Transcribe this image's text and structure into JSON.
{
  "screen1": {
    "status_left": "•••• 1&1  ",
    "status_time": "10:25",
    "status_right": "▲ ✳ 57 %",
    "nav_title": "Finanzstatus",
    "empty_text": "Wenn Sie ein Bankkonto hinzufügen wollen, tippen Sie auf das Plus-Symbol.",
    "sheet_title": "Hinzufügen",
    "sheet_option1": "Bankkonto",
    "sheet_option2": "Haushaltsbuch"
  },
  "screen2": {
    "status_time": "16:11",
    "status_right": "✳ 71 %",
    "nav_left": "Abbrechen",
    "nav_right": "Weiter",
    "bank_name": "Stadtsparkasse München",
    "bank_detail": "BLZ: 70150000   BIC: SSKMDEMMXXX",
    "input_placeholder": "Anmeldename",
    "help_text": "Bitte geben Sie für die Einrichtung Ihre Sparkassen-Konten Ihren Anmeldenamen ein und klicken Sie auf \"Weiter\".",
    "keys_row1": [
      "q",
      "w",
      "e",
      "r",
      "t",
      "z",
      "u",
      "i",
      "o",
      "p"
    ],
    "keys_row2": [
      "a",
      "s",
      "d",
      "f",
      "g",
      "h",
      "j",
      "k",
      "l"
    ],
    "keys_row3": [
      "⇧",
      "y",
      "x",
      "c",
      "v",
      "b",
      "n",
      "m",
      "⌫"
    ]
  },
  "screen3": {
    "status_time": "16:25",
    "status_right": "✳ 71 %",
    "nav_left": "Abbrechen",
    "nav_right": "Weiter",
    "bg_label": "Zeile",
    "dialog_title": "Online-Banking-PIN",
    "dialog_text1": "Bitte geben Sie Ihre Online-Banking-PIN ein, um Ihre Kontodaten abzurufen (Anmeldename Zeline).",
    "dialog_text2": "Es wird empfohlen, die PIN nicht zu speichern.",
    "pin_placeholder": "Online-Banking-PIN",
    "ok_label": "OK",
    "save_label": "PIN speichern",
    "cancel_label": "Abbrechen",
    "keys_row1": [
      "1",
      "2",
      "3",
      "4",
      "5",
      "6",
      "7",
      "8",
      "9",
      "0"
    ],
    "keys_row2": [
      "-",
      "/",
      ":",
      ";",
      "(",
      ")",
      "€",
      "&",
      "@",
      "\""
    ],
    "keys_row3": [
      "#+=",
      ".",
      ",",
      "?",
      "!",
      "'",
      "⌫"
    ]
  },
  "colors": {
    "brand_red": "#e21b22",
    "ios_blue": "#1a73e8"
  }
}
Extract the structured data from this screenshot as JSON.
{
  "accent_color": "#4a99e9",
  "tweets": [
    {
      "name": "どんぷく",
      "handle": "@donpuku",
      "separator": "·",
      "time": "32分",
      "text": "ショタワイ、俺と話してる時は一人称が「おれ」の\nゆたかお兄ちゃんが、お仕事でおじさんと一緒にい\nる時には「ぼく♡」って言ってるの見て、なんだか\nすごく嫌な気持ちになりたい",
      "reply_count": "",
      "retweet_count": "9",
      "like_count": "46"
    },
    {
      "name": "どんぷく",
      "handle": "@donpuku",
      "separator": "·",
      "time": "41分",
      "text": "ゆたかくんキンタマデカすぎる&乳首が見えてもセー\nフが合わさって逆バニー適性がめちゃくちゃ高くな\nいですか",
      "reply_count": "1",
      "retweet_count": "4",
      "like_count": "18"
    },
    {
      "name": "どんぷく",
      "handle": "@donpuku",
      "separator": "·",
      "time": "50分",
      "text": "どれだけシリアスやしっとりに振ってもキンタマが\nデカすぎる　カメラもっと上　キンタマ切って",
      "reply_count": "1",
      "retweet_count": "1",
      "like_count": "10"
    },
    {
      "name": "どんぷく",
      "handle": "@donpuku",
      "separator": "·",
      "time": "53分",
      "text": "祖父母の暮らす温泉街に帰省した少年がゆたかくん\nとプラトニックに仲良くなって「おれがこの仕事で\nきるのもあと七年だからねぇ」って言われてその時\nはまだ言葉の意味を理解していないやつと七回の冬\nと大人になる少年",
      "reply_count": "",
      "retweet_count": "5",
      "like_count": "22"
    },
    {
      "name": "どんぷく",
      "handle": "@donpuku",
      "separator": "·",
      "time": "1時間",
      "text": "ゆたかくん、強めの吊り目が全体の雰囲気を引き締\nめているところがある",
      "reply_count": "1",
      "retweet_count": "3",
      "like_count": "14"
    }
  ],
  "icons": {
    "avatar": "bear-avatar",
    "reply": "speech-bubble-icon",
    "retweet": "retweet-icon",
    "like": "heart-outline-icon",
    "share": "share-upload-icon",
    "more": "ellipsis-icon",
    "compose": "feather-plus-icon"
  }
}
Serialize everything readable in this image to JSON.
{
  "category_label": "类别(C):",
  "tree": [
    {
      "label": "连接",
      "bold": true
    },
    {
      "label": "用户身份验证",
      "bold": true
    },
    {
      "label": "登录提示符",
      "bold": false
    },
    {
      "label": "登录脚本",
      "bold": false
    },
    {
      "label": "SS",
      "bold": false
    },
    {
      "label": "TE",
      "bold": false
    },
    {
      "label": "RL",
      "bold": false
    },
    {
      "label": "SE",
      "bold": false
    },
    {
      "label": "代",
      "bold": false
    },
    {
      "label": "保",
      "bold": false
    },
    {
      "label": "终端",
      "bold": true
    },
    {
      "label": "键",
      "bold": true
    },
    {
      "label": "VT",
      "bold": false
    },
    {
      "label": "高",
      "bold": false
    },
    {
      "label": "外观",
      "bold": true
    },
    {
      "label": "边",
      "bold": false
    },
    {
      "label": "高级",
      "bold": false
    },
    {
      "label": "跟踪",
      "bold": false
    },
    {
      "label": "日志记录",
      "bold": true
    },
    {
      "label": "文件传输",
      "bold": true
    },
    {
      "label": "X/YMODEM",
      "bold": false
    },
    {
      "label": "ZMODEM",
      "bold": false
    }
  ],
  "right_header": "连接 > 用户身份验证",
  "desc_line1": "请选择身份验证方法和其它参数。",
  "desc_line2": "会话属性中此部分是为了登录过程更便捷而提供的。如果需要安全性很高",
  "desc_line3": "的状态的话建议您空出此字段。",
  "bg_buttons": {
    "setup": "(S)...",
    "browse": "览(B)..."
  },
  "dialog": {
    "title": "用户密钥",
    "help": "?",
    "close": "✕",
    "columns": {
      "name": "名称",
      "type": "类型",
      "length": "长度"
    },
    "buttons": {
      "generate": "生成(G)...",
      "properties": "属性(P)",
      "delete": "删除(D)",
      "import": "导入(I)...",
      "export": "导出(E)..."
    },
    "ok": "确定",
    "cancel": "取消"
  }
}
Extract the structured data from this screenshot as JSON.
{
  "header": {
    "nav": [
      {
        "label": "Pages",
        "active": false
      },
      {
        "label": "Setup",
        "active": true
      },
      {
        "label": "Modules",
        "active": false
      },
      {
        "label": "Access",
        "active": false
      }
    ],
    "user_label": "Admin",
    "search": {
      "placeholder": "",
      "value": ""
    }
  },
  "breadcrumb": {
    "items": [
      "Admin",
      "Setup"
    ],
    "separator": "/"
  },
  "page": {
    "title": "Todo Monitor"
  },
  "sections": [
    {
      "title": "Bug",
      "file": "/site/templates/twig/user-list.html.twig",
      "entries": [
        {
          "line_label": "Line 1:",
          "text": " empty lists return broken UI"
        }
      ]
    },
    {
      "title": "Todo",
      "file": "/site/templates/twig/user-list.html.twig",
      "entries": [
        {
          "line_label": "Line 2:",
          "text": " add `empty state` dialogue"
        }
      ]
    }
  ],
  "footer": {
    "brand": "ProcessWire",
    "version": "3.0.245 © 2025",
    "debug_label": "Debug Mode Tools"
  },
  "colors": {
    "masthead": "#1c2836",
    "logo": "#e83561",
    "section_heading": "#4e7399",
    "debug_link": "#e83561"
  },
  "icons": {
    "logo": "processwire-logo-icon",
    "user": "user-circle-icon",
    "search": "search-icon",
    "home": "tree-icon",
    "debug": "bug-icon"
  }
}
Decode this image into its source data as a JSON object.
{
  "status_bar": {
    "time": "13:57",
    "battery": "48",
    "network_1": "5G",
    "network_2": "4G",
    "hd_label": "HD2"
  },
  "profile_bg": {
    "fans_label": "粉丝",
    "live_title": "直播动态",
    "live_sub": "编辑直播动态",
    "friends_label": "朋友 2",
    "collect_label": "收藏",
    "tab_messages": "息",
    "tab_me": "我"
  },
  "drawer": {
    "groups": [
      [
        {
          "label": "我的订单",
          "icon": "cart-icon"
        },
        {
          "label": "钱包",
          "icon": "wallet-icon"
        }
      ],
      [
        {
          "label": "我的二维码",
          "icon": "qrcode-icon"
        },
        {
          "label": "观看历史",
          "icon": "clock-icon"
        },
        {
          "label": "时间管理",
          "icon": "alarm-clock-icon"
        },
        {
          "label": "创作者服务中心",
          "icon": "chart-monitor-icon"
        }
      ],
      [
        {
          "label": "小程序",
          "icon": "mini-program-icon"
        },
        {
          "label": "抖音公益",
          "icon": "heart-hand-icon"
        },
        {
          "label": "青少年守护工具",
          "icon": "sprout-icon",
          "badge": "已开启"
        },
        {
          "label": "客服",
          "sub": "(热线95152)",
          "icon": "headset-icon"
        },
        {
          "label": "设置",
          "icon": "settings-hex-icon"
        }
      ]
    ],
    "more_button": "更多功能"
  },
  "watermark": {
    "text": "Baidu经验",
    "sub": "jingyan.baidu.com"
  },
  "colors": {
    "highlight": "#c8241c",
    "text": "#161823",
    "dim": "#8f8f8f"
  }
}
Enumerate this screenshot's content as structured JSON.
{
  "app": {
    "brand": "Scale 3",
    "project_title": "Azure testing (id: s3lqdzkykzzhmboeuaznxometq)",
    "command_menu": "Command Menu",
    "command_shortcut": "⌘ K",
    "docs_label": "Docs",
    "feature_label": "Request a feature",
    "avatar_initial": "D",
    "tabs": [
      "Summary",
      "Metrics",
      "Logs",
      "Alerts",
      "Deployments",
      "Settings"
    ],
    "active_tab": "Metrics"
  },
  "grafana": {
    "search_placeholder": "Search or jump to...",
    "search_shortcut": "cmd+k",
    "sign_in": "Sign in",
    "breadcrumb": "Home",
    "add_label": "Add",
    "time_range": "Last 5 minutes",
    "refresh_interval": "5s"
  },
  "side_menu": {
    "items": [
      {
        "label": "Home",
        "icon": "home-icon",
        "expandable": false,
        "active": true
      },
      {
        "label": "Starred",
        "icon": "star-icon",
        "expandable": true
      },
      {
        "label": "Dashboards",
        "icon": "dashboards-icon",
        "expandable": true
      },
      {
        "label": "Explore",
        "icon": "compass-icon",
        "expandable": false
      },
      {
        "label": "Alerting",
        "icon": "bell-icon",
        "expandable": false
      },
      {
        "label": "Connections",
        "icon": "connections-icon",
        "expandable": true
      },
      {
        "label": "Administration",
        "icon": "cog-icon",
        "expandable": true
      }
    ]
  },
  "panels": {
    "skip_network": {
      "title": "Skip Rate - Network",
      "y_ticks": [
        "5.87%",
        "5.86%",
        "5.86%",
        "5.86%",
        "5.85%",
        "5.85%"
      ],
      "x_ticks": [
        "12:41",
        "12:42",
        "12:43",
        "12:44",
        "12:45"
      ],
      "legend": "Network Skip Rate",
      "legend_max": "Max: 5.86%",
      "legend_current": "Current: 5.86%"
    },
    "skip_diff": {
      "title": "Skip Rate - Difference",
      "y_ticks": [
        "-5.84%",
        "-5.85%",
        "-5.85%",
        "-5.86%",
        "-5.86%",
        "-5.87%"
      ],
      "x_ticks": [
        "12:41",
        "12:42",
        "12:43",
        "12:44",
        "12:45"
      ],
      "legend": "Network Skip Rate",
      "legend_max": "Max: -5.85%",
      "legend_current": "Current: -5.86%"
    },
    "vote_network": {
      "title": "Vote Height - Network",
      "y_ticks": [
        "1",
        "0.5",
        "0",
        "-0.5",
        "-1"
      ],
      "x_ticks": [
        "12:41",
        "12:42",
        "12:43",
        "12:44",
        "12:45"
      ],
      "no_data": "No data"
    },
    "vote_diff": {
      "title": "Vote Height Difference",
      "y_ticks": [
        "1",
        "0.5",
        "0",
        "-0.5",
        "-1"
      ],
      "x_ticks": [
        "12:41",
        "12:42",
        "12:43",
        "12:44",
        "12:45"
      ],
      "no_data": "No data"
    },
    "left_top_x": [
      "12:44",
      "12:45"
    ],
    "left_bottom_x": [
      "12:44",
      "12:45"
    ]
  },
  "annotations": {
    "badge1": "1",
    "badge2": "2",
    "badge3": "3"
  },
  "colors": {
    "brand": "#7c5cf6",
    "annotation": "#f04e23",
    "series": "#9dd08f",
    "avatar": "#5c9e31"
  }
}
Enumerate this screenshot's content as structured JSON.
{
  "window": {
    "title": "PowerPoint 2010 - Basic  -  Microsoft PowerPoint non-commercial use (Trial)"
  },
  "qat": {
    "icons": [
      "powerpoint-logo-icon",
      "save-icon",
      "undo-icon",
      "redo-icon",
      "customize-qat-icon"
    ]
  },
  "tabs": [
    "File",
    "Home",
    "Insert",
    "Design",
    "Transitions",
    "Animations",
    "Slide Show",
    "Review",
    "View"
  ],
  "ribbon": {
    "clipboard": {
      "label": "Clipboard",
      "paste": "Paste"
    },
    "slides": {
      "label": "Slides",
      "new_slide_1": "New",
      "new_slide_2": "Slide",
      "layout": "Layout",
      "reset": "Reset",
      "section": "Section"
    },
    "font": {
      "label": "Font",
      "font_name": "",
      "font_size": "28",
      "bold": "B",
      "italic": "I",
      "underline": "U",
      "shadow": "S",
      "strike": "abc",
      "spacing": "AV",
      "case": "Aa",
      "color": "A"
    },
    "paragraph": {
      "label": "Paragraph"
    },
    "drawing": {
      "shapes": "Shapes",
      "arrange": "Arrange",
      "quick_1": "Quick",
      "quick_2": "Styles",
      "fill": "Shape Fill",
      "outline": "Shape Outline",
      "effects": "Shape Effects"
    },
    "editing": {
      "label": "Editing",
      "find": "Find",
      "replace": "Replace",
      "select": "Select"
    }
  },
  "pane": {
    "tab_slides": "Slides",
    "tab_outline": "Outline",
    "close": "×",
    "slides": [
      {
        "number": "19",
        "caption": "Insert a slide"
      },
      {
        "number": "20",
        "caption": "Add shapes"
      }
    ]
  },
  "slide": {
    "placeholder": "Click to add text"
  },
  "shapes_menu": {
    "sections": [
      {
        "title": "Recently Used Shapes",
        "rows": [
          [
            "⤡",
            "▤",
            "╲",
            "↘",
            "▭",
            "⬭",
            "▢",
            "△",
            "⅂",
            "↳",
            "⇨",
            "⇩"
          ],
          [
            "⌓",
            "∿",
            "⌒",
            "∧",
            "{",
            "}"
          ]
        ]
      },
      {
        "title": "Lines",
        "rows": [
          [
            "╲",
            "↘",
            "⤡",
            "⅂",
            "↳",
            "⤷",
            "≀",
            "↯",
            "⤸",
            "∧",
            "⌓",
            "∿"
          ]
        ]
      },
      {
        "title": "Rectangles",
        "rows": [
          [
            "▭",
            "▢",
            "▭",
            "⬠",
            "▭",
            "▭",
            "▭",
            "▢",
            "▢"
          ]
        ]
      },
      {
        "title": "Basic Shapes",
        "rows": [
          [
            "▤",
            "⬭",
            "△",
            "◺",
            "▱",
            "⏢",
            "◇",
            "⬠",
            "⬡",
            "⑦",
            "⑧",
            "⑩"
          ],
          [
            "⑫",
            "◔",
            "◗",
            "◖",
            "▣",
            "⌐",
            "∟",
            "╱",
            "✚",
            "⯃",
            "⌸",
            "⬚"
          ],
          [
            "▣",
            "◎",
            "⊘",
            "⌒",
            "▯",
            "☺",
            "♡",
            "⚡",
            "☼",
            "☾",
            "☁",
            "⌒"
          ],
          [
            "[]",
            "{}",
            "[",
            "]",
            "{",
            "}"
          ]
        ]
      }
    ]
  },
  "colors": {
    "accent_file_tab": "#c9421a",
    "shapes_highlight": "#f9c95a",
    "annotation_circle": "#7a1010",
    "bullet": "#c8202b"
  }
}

* * *

EXERCISE GOAL.
Your answer should be a single number: how many lines in the data above include "heart"?

COMPLETE RESPONSE.
2